Restate the listing that follows word for word, without its pictures.

== DATASET EXCERPTS ==
____
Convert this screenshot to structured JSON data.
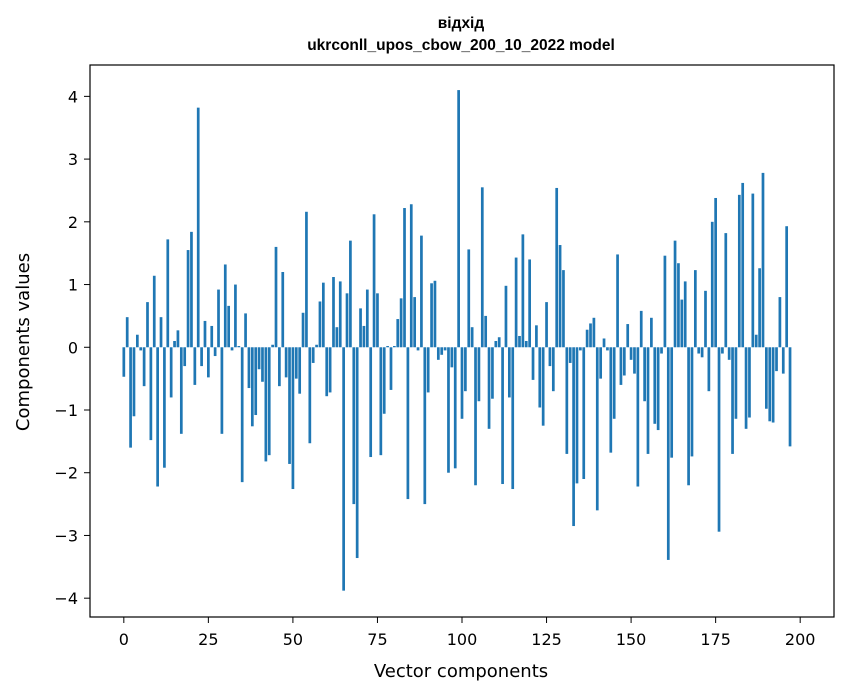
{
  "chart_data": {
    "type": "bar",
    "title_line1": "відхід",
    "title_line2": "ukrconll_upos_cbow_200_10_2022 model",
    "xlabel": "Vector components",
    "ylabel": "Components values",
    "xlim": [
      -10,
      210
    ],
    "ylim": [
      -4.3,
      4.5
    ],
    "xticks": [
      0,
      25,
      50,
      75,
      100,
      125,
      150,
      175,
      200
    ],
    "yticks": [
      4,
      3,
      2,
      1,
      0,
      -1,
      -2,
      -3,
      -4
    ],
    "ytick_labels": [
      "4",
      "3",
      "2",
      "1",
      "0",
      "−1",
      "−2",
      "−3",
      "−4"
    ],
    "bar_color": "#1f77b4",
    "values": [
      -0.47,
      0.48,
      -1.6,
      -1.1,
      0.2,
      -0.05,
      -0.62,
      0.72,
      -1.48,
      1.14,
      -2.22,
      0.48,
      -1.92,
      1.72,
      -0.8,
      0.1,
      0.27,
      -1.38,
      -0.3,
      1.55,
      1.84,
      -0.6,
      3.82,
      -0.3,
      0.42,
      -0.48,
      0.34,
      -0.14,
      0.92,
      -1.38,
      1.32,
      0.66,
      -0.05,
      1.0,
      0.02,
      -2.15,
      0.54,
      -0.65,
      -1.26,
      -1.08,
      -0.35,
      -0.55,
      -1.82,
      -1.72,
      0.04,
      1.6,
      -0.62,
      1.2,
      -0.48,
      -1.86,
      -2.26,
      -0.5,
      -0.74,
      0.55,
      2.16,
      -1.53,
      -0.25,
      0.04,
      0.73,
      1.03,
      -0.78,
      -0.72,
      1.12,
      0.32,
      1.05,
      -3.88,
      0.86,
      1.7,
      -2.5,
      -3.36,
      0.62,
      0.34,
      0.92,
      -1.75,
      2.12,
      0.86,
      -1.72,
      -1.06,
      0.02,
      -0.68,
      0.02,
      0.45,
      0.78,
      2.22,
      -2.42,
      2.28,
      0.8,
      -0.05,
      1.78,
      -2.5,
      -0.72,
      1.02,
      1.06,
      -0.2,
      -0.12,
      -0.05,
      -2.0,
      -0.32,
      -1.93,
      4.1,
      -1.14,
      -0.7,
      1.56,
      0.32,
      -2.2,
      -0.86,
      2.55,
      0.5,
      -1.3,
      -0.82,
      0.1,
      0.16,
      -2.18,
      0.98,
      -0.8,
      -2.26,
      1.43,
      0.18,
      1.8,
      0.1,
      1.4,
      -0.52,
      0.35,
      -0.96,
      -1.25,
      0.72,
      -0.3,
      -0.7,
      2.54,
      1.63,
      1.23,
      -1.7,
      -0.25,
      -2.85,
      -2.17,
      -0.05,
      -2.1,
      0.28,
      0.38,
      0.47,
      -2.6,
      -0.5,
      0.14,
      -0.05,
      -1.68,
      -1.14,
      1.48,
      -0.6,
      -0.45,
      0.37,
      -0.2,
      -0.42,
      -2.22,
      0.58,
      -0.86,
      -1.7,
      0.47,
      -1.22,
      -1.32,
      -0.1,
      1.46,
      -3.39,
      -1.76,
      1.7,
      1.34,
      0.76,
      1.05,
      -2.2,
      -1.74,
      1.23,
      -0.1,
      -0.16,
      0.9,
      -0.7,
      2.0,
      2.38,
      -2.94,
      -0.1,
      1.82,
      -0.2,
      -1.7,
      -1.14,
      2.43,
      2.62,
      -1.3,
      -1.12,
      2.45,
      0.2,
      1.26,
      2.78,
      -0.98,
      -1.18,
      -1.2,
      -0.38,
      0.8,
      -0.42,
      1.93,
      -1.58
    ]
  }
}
____
== FULL ANSWER ==
Convert this screenshot to structured JSON data.
{
  "chart_data": {
    "type": "bar",
    "title_line1": "відхід",
    "title_line2": "ukrconll_upos_cbow_200_10_2022 model",
    "xlabel": "Vector components",
    "ylabel": "Components values",
    "xlim": [
      -10,
      210
    ],
    "ylim": [
      -4.3,
      4.5
    ],
    "xticks": [
      0,
      25,
      50,
      75,
      100,
      125,
      150,
      175,
      200
    ],
    "yticks": [
      4,
      3,
      2,
      1,
      0,
      -1,
      -2,
      -3,
      -4
    ],
    "ytick_labels": [
      "4",
      "3",
      "2",
      "1",
      "0",
      "−1",
      "−2",
      "−3",
      "−4"
    ],
    "bar_color": "#1f77b4",
    "values": [
      -0.47,
      0.48,
      -1.6,
      -1.1,
      0.2,
      -0.05,
      -0.62,
      0.72,
      -1.48,
      1.14,
      -2.22,
      0.48,
      -1.92,
      1.72,
      -0.8,
      0.1,
      0.27,
      -1.38,
      -0.3,
      1.55,
      1.84,
      -0.6,
      3.82,
      -0.3,
      0.42,
      -0.48,
      0.34,
      -0.14,
      0.92,
      -1.38,
      1.32,
      0.66,
      -0.05,
      1.0,
      0.02,
      -2.15,
      0.54,
      -0.65,
      -1.26,
      -1.08,
      -0.35,
      -0.55,
      -1.82,
      -1.72,
      0.04,
      1.6,
      -0.62,
      1.2,
      -0.48,
      -1.86,
      -2.26,
      -0.5,
      -0.74,
      0.55,
      2.16,
      -1.53,
      -0.25,
      0.04,
      0.73,
      1.03,
      -0.78,
      -0.72,
      1.12,
      0.32,
      1.05,
      -3.88,
      0.86,
      1.7,
      -2.5,
      -3.36,
      0.62,
      0.34,
      0.92,
      -1.75,
      2.12,
      0.86,
      -1.72,
      -1.06,
      0.02,
      -0.68,
      0.02,
      0.45,
      0.78,
      2.22,
      -2.42,
      2.28,
      0.8,
      -0.05,
      1.78,
      -2.5,
      -0.72,
      1.02,
      1.06,
      -0.2,
      -0.12,
      -0.05,
      -2.0,
      -0.32,
      -1.93,
      4.1,
      -1.14,
      -0.7,
      1.56,
      0.32,
      -2.2,
      -0.86,
      2.55,
      0.5,
      -1.3,
      -0.82,
      0.1,
      0.16,
      -2.18,
      0.98,
      -0.8,
      -2.26,
      1.43,
      0.18,
      1.8,
      0.1,
      1.4,
      -0.52,
      0.35,
      -0.96,
      -1.25,
      0.72,
      -0.3,
      -0.7,
      2.54,
      1.63,
      1.23,
      -1.7,
      -0.25,
      -2.85,
      -2.17,
      -0.05,
      -2.1,
      0.28,
      0.38,
      0.47,
      -2.6,
      -0.5,
      0.14,
      -0.05,
      -1.68,
      -1.14,
      1.48,
      -0.6,
      -0.45,
      0.37,
      -0.2,
      -0.42,
      -2.22,
      0.58,
      -0.86,
      -1.7,
      0.47,
      -1.22,
      -1.32,
      -0.1,
      1.46,
      -3.39,
      -1.76,
      1.7,
      1.34,
      0.76,
      1.05,
      -2.2,
      -1.74,
      1.23,
      -0.1,
      -0.16,
      0.9,
      -0.7,
      2.0,
      2.38,
      -2.94,
      -0.1,
      1.82,
      -0.2,
      -1.7,
      -1.14,
      2.43,
      2.62,
      -1.3,
      -1.12,
      2.45,
      0.2,
      1.26,
      2.78,
      -0.98,
      -1.18,
      -1.2,
      -0.38,
      0.8,
      -0.42,
      1.93,
      -1.58
    ]
  }
}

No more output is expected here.